• BRIEF:
Extract the complete listing and repeat it word for word.
# start of RAW DATA
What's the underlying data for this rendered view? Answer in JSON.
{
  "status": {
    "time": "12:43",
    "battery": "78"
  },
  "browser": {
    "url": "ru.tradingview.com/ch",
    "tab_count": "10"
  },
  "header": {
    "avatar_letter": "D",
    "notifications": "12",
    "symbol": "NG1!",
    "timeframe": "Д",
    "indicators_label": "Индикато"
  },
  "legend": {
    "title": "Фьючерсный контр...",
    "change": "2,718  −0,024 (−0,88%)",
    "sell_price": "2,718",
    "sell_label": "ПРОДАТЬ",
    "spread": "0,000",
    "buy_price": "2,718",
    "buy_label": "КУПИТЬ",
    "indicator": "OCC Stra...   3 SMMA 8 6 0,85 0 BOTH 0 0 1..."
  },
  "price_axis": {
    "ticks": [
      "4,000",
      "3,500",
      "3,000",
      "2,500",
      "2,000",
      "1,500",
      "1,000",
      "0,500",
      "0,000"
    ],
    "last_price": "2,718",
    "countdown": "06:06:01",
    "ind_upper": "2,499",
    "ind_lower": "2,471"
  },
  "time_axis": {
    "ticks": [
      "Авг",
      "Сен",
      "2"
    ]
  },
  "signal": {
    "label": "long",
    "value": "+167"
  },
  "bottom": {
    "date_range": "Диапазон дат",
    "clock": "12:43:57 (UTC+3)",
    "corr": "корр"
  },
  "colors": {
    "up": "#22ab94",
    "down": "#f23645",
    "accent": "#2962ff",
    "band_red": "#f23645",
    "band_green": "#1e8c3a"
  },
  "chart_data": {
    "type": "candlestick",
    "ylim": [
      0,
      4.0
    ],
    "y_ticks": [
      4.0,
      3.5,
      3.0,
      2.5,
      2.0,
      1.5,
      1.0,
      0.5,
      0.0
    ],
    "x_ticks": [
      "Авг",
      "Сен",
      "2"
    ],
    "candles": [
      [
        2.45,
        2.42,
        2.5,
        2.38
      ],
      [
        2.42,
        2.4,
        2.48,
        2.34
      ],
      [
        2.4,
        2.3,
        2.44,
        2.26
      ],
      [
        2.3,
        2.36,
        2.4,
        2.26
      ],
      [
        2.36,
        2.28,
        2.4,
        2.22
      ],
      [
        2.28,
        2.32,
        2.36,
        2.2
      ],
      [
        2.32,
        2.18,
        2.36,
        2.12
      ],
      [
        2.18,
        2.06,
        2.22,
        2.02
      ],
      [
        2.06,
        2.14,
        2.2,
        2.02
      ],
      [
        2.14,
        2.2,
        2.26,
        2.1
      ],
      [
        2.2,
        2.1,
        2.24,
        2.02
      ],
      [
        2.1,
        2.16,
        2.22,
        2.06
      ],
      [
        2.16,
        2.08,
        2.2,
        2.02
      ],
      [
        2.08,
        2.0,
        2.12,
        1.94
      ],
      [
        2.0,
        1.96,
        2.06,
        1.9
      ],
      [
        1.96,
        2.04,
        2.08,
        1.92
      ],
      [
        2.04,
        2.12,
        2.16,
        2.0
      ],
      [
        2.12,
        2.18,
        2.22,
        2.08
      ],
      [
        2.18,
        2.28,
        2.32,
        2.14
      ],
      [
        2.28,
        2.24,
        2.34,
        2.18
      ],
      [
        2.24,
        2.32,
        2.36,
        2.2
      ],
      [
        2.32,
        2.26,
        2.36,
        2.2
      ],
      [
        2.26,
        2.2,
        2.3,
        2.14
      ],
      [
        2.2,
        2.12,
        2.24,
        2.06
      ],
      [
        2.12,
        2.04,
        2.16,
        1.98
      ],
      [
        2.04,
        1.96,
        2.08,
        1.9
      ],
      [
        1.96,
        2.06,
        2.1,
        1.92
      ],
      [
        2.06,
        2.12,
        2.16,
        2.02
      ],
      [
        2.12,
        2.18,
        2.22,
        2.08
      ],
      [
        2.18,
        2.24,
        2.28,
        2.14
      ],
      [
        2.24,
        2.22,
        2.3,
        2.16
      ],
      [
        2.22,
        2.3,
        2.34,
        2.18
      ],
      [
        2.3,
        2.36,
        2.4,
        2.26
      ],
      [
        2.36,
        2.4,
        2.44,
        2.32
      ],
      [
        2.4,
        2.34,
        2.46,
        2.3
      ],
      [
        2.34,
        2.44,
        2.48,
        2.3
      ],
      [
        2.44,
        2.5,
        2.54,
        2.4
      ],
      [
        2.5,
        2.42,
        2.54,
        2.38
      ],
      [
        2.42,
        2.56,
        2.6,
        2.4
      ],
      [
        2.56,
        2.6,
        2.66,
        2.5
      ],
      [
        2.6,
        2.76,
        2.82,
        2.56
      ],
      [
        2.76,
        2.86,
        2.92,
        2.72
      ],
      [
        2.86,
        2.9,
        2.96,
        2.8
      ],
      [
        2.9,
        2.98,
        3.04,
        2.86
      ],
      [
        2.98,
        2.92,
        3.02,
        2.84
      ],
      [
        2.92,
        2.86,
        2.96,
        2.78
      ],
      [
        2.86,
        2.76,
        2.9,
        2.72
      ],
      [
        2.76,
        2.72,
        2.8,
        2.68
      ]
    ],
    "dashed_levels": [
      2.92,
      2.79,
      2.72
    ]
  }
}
# end of RAW DATA
• COMPLETE ANSWER:
What's the underlying data for this rendered view? Answer in JSON.
{
  "status": {
    "time": "12:43",
    "battery": "78"
  },
  "browser": {
    "url": "ru.tradingview.com/ch",
    "tab_count": "10"
  },
  "header": {
    "avatar_letter": "D",
    "notifications": "12",
    "symbol": "NG1!",
    "timeframe": "Д",
    "indicators_label": "Индикато"
  },
  "legend": {
    "title": "Фьючерсный контр...",
    "change": "2,718  −0,024 (−0,88%)",
    "sell_price": "2,718",
    "sell_label": "ПРОДАТЬ",
    "spread": "0,000",
    "buy_price": "2,718",
    "buy_label": "КУПИТЬ",
    "indicator": "OCC Stra...   3 SMMA 8 6 0,85 0 BOTH 0 0 1..."
  },
  "price_axis": {
    "ticks": [
      "4,000",
      "3,500",
      "3,000",
      "2,500",
      "2,000",
      "1,500",
      "1,000",
      "0,500",
      "0,000"
    ],
    "last_price": "2,718",
    "countdown": "06:06:01",
    "ind_upper": "2,499",
    "ind_lower": "2,471"
  },
  "time_axis": {
    "ticks": [
      "Авг",
      "Сен",
      "2"
    ]
  },
  "signal": {
    "label": "long",
    "value": "+167"
  },
  "bottom": {
    "date_range": "Диапазон дат",
    "clock": "12:43:57 (UTC+3)",
    "corr": "корр"
  },
  "colors": {
    "up": "#22ab94",
    "down": "#f23645",
    "accent": "#2962ff",
    "band_red": "#f23645",
    "band_green": "#1e8c3a"
  },
  "chart_data": {
    "type": "candlestick",
    "ylim": [
      0,
      4.0
    ],
    "y_ticks": [
      4.0,
      3.5,
      3.0,
      2.5,
      2.0,
      1.5,
      1.0,
      0.5,
      0.0
    ],
    "x_ticks": [
      "Авг",
      "Сен",
      "2"
    ],
    "candles": [
      [
        2.45,
        2.42,
        2.5,
        2.38
      ],
      [
        2.42,
        2.4,
        2.48,
        2.34
      ],
      [
        2.4,
        2.3,
        2.44,
        2.26
      ],
      [
        2.3,
        2.36,
        2.4,
        2.26
      ],
      [
        2.36,
        2.28,
        2.4,
        2.22
      ],
      [
        2.28,
        2.32,
        2.36,
        2.2
      ],
      [
        2.32,
        2.18,
        2.36,
        2.12
      ],
      [
        2.18,
        2.06,
        2.22,
        2.02
      ],
      [
        2.06,
        2.14,
        2.2,
        2.02
      ],
      [
        2.14,
        2.2,
        2.26,
        2.1
      ],
      [
        2.2,
        2.1,
        2.24,
        2.02
      ],
      [
        2.1,
        2.16,
        2.22,
        2.06
      ],
      [
        2.16,
        2.08,
        2.2,
        2.02
      ],
      [
        2.08,
        2.0,
        2.12,
        1.94
      ],
      [
        2.0,
        1.96,
        2.06,
        1.9
      ],
      [
        1.96,
        2.04,
        2.08,
        1.92
      ],
      [
        2.04,
        2.12,
        2.16,
        2.0
      ],
      [
        2.12,
        2.18,
        2.22,
        2.08
      ],
      [
        2.18,
        2.28,
        2.32,
        2.14
      ],
      [
        2.28,
        2.24,
        2.34,
        2.18
      ],
      [
        2.24,
        2.32,
        2.36,
        2.2
      ],
      [
        2.32,
        2.26,
        2.36,
        2.2
      ],
      [
        2.26,
        2.2,
        2.3,
        2.14
      ],
      [
        2.2,
        2.12,
        2.24,
        2.06
      ],
      [
        2.12,
        2.04,
        2.16,
        1.98
      ],
      [
        2.04,
        1.96,
        2.08,
        1.9
      ],
      [
        1.96,
        2.06,
        2.1,
        1.92
      ],
      [
        2.06,
        2.12,
        2.16,
        2.02
      ],
      [
        2.12,
        2.18,
        2.22,
        2.08
      ],
      [
        2.18,
        2.24,
        2.28,
        2.14
      ],
      [
        2.24,
        2.22,
        2.3,
        2.16
      ],
      [
        2.22,
        2.3,
        2.34,
        2.18
      ],
      [
        2.3,
        2.36,
        2.4,
        2.26
      ],
      [
        2.36,
        2.4,
        2.44,
        2.32
      ],
      [
        2.4,
        2.34,
        2.46,
        2.3
      ],
      [
        2.34,
        2.44,
        2.48,
        2.3
      ],
      [
        2.44,
        2.5,
        2.54,
        2.4
      ],
      [
        2.5,
        2.42,
        2.54,
        2.38
      ],
      [
        2.42,
        2.56,
        2.6,
        2.4
      ],
      [
        2.56,
        2.6,
        2.66,
        2.5
      ],
      [
        2.6,
        2.76,
        2.82,
        2.56
      ],
      [
        2.76,
        2.86,
        2.92,
        2.72
      ],
      [
        2.86,
        2.9,
        2.96,
        2.8
      ],
      [
        2.9,
        2.98,
        3.04,
        2.86
      ],
      [
        2.98,
        2.92,
        3.02,
        2.84
      ],
      [
        2.92,
        2.86,
        2.96,
        2.78
      ],
      [
        2.86,
        2.76,
        2.9,
        2.72
      ],
      [
        2.76,
        2.72,
        2.8,
        2.68
      ]
    ],
    "dashed_levels": [
      2.92,
      2.79,
      2.72
    ]
  }
}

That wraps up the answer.